## Start Given records

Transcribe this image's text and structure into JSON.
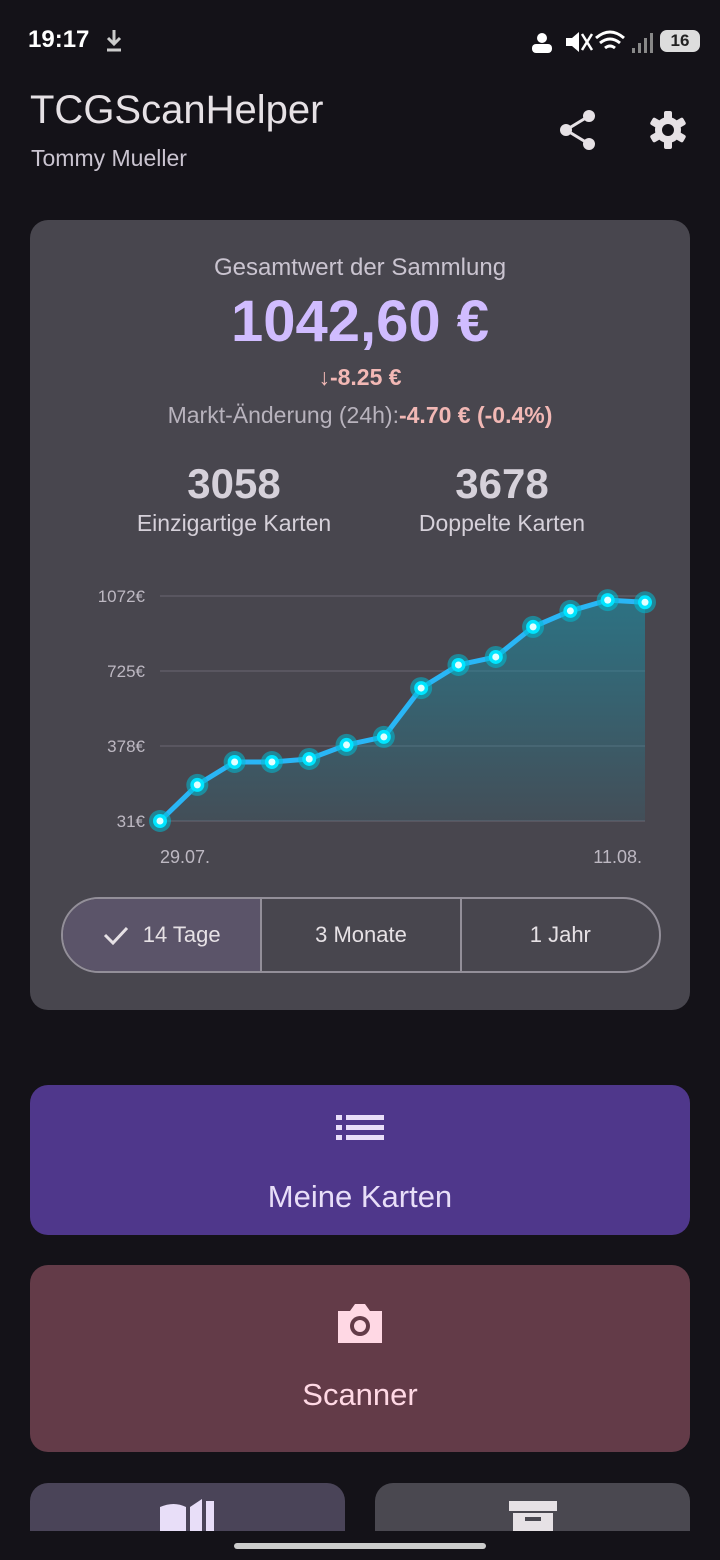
{
  "status_bar": {
    "time": "19:17",
    "battery": "16"
  },
  "header": {
    "title": "TCGScanHelper",
    "subtitle": "Tommy Mueller"
  },
  "summary": {
    "label": "Gesamtwert der Sammlung",
    "total": "1042,60 €",
    "change": "-8.25 €",
    "market_label": "Markt-Änderung (24h):",
    "market_value": "-4.70 € (-0.4%)",
    "stats": [
      {
        "value": 3058,
        "label": "Einzigartige Karten"
      },
      {
        "value": 3678,
        "label": "Doppelte Karten"
      }
    ]
  },
  "chart_data": {
    "type": "line",
    "categories": [
      "29.07.",
      null,
      null,
      null,
      null,
      null,
      null,
      null,
      null,
      null,
      null,
      null,
      null,
      "11.08."
    ],
    "series": [
      {
        "color": "#29b6f6",
        "values": [
          31,
          198,
          304,
          304,
          318,
          383,
          420,
          646,
          753,
          790,
          929,
          1003,
          1053,
          1043
        ]
      }
    ],
    "ylim": [
      31,
      1072
    ],
    "yticks": [
      {
        "value": 31,
        "label": "31€"
      },
      {
        "value": 378,
        "label": "378€"
      },
      {
        "value": 725,
        "label": "725€"
      },
      {
        "value": 1072,
        "label": "1072€"
      }
    ],
    "grid": true,
    "area": true
  },
  "range_buttons": {
    "options": [
      "14 Tage",
      "3 Monate",
      "1 Jahr"
    ],
    "selected": 0
  },
  "actions": [
    {
      "label": "Meine Karten"
    },
    {
      "label": "Scanner"
    }
  ]
}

## End Given records

Please set down each line of the data above exactly as written, without the pictures.

* **Exercise response**:
Transcribe this image's text and structure into JSON.
{
  "status_bar": {
    "time": "19:17",
    "battery": "16"
  },
  "header": {
    "title": "TCGScanHelper",
    "subtitle": "Tommy Mueller"
  },
  "summary": {
    "label": "Gesamtwert der Sammlung",
    "total": "1042,60 €",
    "change": "-8.25 €",
    "market_label": "Markt-Änderung (24h):",
    "market_value": "-4.70 € (-0.4%)",
    "stats": [
      {
        "value": 3058,
        "label": "Einzigartige Karten"
      },
      {
        "value": 3678,
        "label": "Doppelte Karten"
      }
    ]
  },
  "chart_data": {
    "type": "line",
    "categories": [
      "29.07.",
      null,
      null,
      null,
      null,
      null,
      null,
      null,
      null,
      null,
      null,
      null,
      null,
      "11.08."
    ],
    "series": [
      {
        "color": "#29b6f6",
        "values": [
          31,
          198,
          304,
          304,
          318,
          383,
          420,
          646,
          753,
          790,
          929,
          1003,
          1053,
          1043
        ]
      }
    ],
    "ylim": [
      31,
      1072
    ],
    "yticks": [
      {
        "value": 31,
        "label": "31€"
      },
      {
        "value": 378,
        "label": "378€"
      },
      {
        "value": 725,
        "label": "725€"
      },
      {
        "value": 1072,
        "label": "1072€"
      }
    ],
    "grid": true,
    "area": true
  },
  "range_buttons": {
    "options": [
      "14 Tage",
      "3 Monate",
      "1 Jahr"
    ],
    "selected": 0
  },
  "actions": [
    {
      "label": "Meine Karten"
    },
    {
      "label": "Scanner"
    }
  ]
}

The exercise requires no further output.